# Work to complete:
Return every line below in which "IIGM" appears.

Records contained in a dataset
========
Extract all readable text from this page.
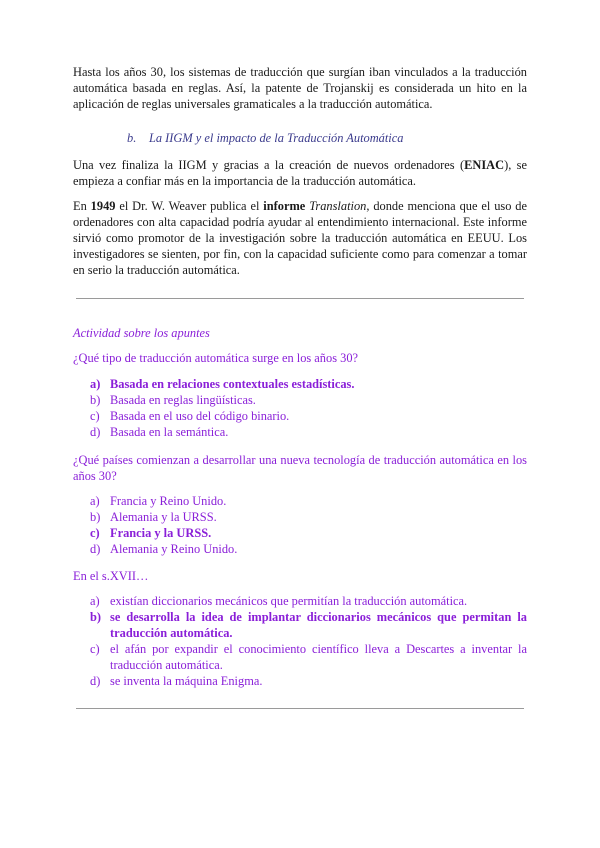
Hasta los años 30, los sistemas de traducción que surgían iban vinculados a la traducción automática basada en reglas. Así, la patente de Trojanskij es considerada un hito en la aplicación de reglas universales gramaticales a la traducción automática.

b. La IIGM y el impacto de la Traducción Automática

Una vez finaliza la IIGM y gracias a la creación de nuevos ordenadores (ENIAC), se empieza a confiar más en la importancia de la traducción automática.

En 1949 el Dr. W. Weaver publica el informe Translation, donde menciona que el uso de ordenadores con alta capacidad podría ayudar al entendimiento internacional. Este informe sirvió como promotor de la investigación sobre la traducción automática en EEUU. Los investigadores se sienten, por fin, con la capacidad suficiente como para comenzar a tomar en serio la traducción automática.

Actividad sobre los apuntes
¿Qué tipo de traducción automática surge en los años 30?
a) Basada en relaciones contextuales estadísticas.
b) Basada en reglas lingüísticas.
c) Basada en el uso del código binario.
d) Basada en la semántica.
¿Qué países comienzan a desarrollar una nueva tecnología de traducción automática en los años 30?
a) Francia y Reino Unido.
b) Alemania y la URSS.
c) Francia y la URSS.
d) Alemania y Reino Unido.
En el s.XVII…
a) existían diccionarios mecánicos que permitían la traducción automática.
b) se desarrolla la idea de implantar diccionarios mecánicos que permitan la traducción automática.
c) el afán por expandir el conocimiento científico lleva a Descartes a inventar la traducción automática.
d) se inventa la máquina Enigma.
========
# The reply:
b. La IIGM y el impacto de la Traducción Automática
Una vez finaliza la IIGM y gracias a la creación de nuevos ordenadores (ENIAC), se empieza a confiar más en la importancia de la traducción automática.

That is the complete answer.